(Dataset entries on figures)

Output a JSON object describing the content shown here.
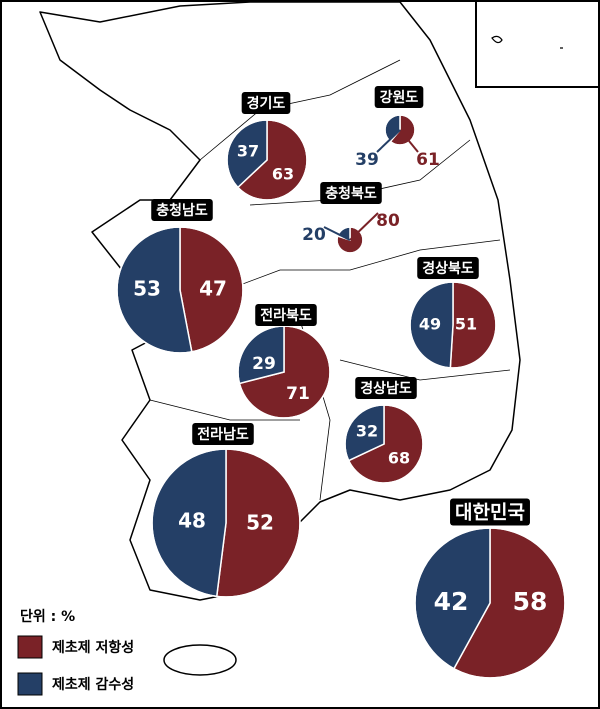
{
  "unit_label": "단위 : %",
  "legend": [
    {
      "name": "제초제 저항성",
      "color": "#7a2227"
    },
    {
      "name": "제초제 감수성",
      "color": "#243f66"
    }
  ],
  "regions": [
    {
      "name": "경기도",
      "values": [
        63,
        37
      ]
    },
    {
      "name": "강원도",
      "values": [
        61,
        39
      ]
    },
    {
      "name": "충청북도",
      "values": [
        80,
        20
      ]
    },
    {
      "name": "충청남도",
      "values": [
        47,
        53
      ]
    },
    {
      "name": "전라북도",
      "values": [
        71,
        29
      ]
    },
    {
      "name": "경상북도",
      "values": [
        51,
        49
      ]
    },
    {
      "name": "경상남도",
      "values": [
        68,
        32
      ]
    },
    {
      "name": "전라남도",
      "values": [
        52,
        48
      ]
    },
    {
      "name": "대한민국",
      "values": [
        58,
        42
      ]
    }
  ]
}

> **THE REQUEST**
Return every line above that contains the word "name".

> **SOLUTION TO THIS EXERCISE**
      "name": "제초제 저항성",
      "name": "제초제 감수성",
      "name": "경기도",
      "name": "강원도",
      "name": "충청북도",
      "name": "충청남도",
      "name": "전라북도",
      "name": "경상북도",
      "name": "경상남도",
      "name": "전라남도",
      "name": "대한민국",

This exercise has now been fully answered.